§ **What the task requires**:
In the records below, find the line containing "Read this page and output its text content.", then extract that line and all subsequent lines exactly, leaving out everything else.

§ **Data**:

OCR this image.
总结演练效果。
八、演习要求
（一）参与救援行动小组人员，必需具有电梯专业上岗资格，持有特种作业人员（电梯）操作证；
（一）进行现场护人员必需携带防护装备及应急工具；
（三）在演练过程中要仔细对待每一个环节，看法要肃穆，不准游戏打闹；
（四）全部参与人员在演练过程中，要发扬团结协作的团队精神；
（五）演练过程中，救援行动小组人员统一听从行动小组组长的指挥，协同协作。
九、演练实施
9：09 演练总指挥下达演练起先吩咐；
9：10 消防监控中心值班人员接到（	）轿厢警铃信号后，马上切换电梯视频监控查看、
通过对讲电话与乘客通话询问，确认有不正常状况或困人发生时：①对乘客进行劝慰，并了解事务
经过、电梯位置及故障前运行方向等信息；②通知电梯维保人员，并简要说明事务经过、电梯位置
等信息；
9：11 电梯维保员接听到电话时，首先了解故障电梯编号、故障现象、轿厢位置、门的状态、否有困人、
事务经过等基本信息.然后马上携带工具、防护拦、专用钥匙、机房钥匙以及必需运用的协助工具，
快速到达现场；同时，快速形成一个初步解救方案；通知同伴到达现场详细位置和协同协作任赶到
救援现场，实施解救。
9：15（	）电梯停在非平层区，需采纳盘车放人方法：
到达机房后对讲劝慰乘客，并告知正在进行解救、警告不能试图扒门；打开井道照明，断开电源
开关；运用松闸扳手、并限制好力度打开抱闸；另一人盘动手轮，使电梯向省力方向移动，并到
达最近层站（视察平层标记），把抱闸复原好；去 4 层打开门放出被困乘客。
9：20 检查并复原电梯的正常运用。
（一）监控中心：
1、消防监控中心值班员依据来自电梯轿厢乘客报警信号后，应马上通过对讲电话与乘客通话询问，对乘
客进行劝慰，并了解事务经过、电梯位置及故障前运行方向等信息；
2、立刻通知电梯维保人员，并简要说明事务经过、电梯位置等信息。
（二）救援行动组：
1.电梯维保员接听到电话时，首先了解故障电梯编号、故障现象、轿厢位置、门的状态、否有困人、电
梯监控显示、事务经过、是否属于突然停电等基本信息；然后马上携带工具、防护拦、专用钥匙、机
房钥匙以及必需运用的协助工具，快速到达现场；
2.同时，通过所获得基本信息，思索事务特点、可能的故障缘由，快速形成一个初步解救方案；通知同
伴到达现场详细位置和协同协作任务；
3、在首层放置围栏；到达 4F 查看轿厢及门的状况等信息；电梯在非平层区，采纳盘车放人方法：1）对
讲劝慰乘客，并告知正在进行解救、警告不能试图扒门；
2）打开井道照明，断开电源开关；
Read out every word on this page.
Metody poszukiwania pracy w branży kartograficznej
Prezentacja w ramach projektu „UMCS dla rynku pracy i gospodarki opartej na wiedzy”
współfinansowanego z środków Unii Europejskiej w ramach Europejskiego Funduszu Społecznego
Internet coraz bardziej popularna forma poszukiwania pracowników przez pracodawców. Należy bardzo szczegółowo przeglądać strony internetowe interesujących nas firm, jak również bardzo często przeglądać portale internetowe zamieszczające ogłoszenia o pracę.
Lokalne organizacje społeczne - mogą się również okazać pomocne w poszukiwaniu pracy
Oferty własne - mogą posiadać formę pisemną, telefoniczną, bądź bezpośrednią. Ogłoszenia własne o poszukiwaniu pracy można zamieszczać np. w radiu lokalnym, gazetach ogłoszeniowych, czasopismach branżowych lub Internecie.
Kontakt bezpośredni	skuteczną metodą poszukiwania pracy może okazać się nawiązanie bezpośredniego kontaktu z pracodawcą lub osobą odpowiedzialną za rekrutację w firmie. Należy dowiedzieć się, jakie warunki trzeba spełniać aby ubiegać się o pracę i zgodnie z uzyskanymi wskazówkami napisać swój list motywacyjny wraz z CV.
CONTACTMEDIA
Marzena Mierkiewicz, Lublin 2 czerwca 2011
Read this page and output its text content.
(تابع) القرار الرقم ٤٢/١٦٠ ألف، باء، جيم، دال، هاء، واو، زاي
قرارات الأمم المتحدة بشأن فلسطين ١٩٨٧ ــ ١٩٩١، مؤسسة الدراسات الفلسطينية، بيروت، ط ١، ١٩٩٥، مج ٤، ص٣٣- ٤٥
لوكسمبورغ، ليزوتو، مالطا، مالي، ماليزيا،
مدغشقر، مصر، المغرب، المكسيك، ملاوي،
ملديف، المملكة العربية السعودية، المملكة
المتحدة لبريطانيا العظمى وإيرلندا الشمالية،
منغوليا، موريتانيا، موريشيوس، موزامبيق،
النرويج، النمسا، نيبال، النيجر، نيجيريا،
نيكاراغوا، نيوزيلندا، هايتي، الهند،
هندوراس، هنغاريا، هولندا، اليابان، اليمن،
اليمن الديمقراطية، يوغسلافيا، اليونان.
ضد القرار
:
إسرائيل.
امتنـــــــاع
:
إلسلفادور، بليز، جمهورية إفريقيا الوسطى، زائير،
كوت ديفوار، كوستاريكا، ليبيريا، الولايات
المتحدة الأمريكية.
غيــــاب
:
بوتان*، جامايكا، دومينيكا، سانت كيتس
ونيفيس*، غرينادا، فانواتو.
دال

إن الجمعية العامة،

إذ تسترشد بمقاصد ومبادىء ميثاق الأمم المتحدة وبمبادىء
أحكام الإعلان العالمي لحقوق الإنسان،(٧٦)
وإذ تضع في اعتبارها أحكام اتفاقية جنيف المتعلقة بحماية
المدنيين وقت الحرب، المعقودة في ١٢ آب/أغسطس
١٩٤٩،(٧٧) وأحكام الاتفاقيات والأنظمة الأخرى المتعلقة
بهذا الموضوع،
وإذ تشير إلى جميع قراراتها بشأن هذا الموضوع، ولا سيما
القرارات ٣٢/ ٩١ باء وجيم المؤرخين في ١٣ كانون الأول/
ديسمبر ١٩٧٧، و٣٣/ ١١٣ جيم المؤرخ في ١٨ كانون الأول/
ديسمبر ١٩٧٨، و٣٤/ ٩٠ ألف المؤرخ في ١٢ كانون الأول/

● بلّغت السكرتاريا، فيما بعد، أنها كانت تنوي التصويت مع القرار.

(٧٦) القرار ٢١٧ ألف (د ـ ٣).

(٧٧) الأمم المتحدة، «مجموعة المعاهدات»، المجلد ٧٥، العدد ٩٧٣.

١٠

§ **Expected output**:
Read this page and output its text content.
(تابع) القرار الرقم ٤٢/١٦٠ ألف، باء، جيم، دال، هاء، واو، زاي
قرارات الأمم المتحدة بشأن فلسطين ١٩٨٧ ــ ١٩٩١، مؤسسة الدراسات الفلسطينية، بيروت، ط ١، ١٩٩٥، مج ٤، ص٣٣- ٤٥
لوكسمبورغ، ليزوتو، مالطا، مالي، ماليزيا،
مدغشقر، مصر، المغرب، المكسيك، ملاوي،
ملديف، المملكة العربية السعودية، المملكة
المتحدة لبريطانيا العظمى وإيرلندا الشمالية،
منغوليا، موريتانيا، موريشيوس، موزامبيق،
النرويج، النمسا، نيبال، النيجر، نيجيريا،
نيكاراغوا، نيوزيلندا، هايتي، الهند،
هندوراس، هنغاريا، هولندا، اليابان، اليمن،
اليمن الديمقراطية، يوغسلافيا، اليونان.
ضد القرار
:
إسرائيل.
امتنـــــــاع
:
إلسلفادور، بليز، جمهورية إفريقيا الوسطى، زائير،
كوت ديفوار، كوستاريكا، ليبيريا، الولايات
المتحدة الأمريكية.
غيــــاب
:
بوتان*، جامايكا، دومينيكا، سانت كيتس
ونيفيس*، غرينادا، فانواتو.
دال

إن الجمعية العامة،

إذ تسترشد بمقاصد ومبادىء ميثاق الأمم المتحدة وبمبادىء
أحكام الإعلان العالمي لحقوق الإنسان،(٧٦)
وإذ تضع في اعتبارها أحكام اتفاقية جنيف المتعلقة بحماية
المدنيين وقت الحرب، المعقودة في ١٢ آب/أغسطس
١٩٤٩،(٧٧) وأحكام الاتفاقيات والأنظمة الأخرى المتعلقة
بهذا الموضوع،
وإذ تشير إلى جميع قراراتها بشأن هذا الموضوع، ولا سيما
القرارات ٣٢/ ٩١ باء وجيم المؤرخين في ١٣ كانون الأول/
ديسمبر ١٩٧٧، و٣٣/ ١١٣ جيم المؤرخ في ١٨ كانون الأول/
ديسمبر ١٩٧٨، و٣٤/ ٩٠ ألف المؤرخ في ١٢ كانون الأول/

● بلّغت السكرتاريا، فيما بعد، أنها كانت تنوي التصويت مع القرار.

(٧٦) القرار ٢١٧ ألف (د ـ ٣).

(٧٧) الأمم المتحدة، «مجموعة المعاهدات»، المجلد ٧٥، العدد ٩٧٣.

١٠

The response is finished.